┌─ TASK MATERIAL

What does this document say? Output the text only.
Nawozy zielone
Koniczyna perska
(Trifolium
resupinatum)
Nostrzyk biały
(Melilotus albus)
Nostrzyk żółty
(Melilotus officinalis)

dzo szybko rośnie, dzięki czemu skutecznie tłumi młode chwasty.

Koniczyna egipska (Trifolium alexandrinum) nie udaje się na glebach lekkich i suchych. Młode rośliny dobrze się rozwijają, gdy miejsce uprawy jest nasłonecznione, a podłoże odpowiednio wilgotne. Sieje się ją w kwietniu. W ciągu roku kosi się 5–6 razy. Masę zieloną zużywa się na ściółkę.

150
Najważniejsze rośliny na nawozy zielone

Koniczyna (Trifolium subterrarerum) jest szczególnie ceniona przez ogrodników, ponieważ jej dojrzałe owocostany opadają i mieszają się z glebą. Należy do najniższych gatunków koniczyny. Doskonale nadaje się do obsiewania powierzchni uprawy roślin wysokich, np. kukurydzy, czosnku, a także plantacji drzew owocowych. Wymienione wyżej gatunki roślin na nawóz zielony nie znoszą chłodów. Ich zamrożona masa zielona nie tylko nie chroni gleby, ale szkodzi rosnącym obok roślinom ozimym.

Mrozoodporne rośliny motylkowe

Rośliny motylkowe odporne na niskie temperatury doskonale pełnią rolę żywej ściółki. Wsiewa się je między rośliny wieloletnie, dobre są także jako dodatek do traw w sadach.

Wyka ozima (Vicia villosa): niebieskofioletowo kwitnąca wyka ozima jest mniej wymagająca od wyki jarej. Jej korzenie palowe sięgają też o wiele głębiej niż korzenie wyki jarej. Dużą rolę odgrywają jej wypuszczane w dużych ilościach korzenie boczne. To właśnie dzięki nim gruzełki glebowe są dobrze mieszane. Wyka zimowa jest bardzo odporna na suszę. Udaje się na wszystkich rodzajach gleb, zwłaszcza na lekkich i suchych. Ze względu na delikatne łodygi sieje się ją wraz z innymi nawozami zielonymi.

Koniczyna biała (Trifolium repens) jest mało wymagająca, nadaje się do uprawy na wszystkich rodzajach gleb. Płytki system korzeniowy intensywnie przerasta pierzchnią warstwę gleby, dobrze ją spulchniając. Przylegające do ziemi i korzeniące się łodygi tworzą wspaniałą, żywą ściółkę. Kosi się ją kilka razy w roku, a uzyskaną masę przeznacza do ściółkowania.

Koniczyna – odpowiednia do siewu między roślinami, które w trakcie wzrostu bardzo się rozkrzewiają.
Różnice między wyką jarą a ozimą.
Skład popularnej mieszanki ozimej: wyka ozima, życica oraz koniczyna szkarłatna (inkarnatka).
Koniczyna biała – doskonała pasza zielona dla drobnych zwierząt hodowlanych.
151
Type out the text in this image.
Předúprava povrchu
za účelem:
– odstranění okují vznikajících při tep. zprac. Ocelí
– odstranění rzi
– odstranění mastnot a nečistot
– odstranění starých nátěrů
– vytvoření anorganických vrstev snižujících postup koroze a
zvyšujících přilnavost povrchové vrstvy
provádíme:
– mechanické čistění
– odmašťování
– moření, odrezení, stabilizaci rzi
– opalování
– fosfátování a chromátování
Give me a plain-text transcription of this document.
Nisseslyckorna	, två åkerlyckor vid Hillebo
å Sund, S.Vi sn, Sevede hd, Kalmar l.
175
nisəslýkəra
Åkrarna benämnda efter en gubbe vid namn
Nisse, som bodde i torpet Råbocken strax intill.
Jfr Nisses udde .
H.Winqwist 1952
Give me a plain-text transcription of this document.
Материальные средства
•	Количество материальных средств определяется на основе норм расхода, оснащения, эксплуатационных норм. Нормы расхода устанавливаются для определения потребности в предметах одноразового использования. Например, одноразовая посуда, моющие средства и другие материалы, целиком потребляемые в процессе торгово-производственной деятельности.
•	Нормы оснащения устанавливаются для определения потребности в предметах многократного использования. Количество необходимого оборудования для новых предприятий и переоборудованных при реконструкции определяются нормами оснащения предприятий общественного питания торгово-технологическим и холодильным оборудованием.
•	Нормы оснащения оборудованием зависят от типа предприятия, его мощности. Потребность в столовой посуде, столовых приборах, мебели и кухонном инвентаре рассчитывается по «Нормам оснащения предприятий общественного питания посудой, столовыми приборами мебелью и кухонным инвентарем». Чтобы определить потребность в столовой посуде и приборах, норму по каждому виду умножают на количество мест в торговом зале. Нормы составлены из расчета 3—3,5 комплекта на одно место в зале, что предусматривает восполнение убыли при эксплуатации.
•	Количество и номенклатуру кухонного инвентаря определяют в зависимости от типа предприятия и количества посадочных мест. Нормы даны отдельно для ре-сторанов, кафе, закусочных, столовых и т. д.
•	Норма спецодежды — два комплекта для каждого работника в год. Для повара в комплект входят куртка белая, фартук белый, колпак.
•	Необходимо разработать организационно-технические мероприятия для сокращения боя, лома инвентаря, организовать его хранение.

└─

__STATED TASK__
Repeat the whole listing exactly, keeping every line intact.

__FINISHED TASK__
What does this document say? Output the text only.
Nawozy zielone
Koniczyna perska
(Trifolium
resupinatum)
Nostrzyk biały
(Melilotus albus)
Nostrzyk żółty
(Melilotus officinalis)

dzo szybko rośnie, dzięki czemu skutecznie tłumi młode chwasty.

Koniczyna egipska (Trifolium alexandrinum) nie udaje się na glebach lekkich i suchych. Młode rośliny dobrze się rozwijają, gdy miejsce uprawy jest nasłonecznione, a podłoże odpowiednio wilgotne. Sieje się ją w kwietniu. W ciągu roku kosi się 5–6 razy. Masę zieloną zużywa się na ściółkę.

150
Najważniejsze rośliny na nawozy zielone

Koniczyna (Trifolium subterrarerum) jest szczególnie ceniona przez ogrodników, ponieważ jej dojrzałe owocostany opadają i mieszają się z glebą. Należy do najniższych gatunków koniczyny. Doskonale nadaje się do obsiewania powierzchni uprawy roślin wysokich, np. kukurydzy, czosnku, a także plantacji drzew owocowych. Wymienione wyżej gatunki roślin na nawóz zielony nie znoszą chłodów. Ich zamrożona masa zielona nie tylko nie chroni gleby, ale szkodzi rosnącym obok roślinom ozimym.

Mrozoodporne rośliny motylkowe

Rośliny motylkowe odporne na niskie temperatury doskonale pełnią rolę żywej ściółki. Wsiewa się je między rośliny wieloletnie, dobre są także jako dodatek do traw w sadach.

Wyka ozima (Vicia villosa): niebieskofioletowo kwitnąca wyka ozima jest mniej wymagająca od wyki jarej. Jej korzenie palowe sięgają też o wiele głębiej niż korzenie wyki jarej. Dużą rolę odgrywają jej wypuszczane w dużych ilościach korzenie boczne. To właśnie dzięki nim gruzełki glebowe są dobrze mieszane. Wyka zimowa jest bardzo odporna na suszę. Udaje się na wszystkich rodzajach gleb, zwłaszcza na lekkich i suchych. Ze względu na delikatne łodygi sieje się ją wraz z innymi nawozami zielonymi.

Koniczyna biała (Trifolium repens) jest mało wymagająca, nadaje się do uprawy na wszystkich rodzajach gleb. Płytki system korzeniowy intensywnie przerasta pierzchnią warstwę gleby, dobrze ją spulchniając. Przylegające do ziemi i korzeniące się łodygi tworzą wspaniałą, żywą ściółkę. Kosi się ją kilka razy w roku, a uzyskaną masę przeznacza do ściółkowania.

Koniczyna – odpowiednia do siewu między roślinami, które w trakcie wzrostu bardzo się rozkrzewiają.
Różnice między wyką jarą a ozimą.
Skład popularnej mieszanki ozimej: wyka ozima, życica oraz koniczyna szkarłatna (inkarnatka).
Koniczyna biała – doskonała pasza zielona dla drobnych zwierząt hodowlanych.
151
Type out the text in this image.
Předúprava povrchu
za účelem:
– odstranění okují vznikajících při tep. zprac. Ocelí
– odstranění rzi
– odstranění mastnot a nečistot
– odstranění starých nátěrů
– vytvoření anorganických vrstev snižujících postup koroze a
zvyšujících přilnavost povrchové vrstvy
provádíme:
– mechanické čistění
– odmašťování
– moření, odrezení, stabilizaci rzi
– opalování
– fosfátování a chromátování
Give me a plain-text transcription of this document.
Nisseslyckorna	, två åkerlyckor vid Hillebo
å Sund, S.Vi sn, Sevede hd, Kalmar l.
175
nisəslýkəra
Åkrarna benämnda efter en gubbe vid namn
Nisse, som bodde i torpet Råbocken strax intill.
Jfr Nisses udde .
H.Winqwist 1952
Give me a plain-text transcription of this document.
Материальные средства
•	Количество материальных средств определяется на основе норм расхода, оснащения, эксплуатационных норм. Нормы расхода устанавливаются для определения потребности в предметах одноразового использования. Например, одноразовая посуда, моющие средства и другие материалы, целиком потребляемые в процессе торгово-производственной деятельности.
•	Нормы оснащения устанавливаются для определения потребности в предметах многократного использования. Количество необходимого оборудования для новых предприятий и переоборудованных при реконструкции определяются нормами оснащения предприятий общественного питания торгово-технологическим и холодильным оборудованием.
•	Нормы оснащения оборудованием зависят от типа предприятия, его мощности. Потребность в столовой посуде, столовых приборах, мебели и кухонном инвентаре рассчитывается по «Нормам оснащения предприятий общественного питания посудой, столовыми приборами мебелью и кухонным инвентарем». Чтобы определить потребность в столовой посуде и приборах, норму по каждому виду умножают на количество мест в торговом зале. Нормы составлены из расчета 3—3,5 комплекта на одно место в зале, что предусматривает восполнение убыли при эксплуатации.
•	Количество и номенклатуру кухонного инвентаря определяют в зависимости от типа предприятия и количества посадочных мест. Нормы даны отдельно для ре-сторанов, кафе, закусочных, столовых и т. д.
•	Норма спецодежды — два комплекта для каждого работника в год. Для повара в комплект входят куртка белая, фартук белый, колпак.
•	Необходимо разработать организационно-технические мероприятия для сокращения боя, лома инвентаря, организовать его хранение.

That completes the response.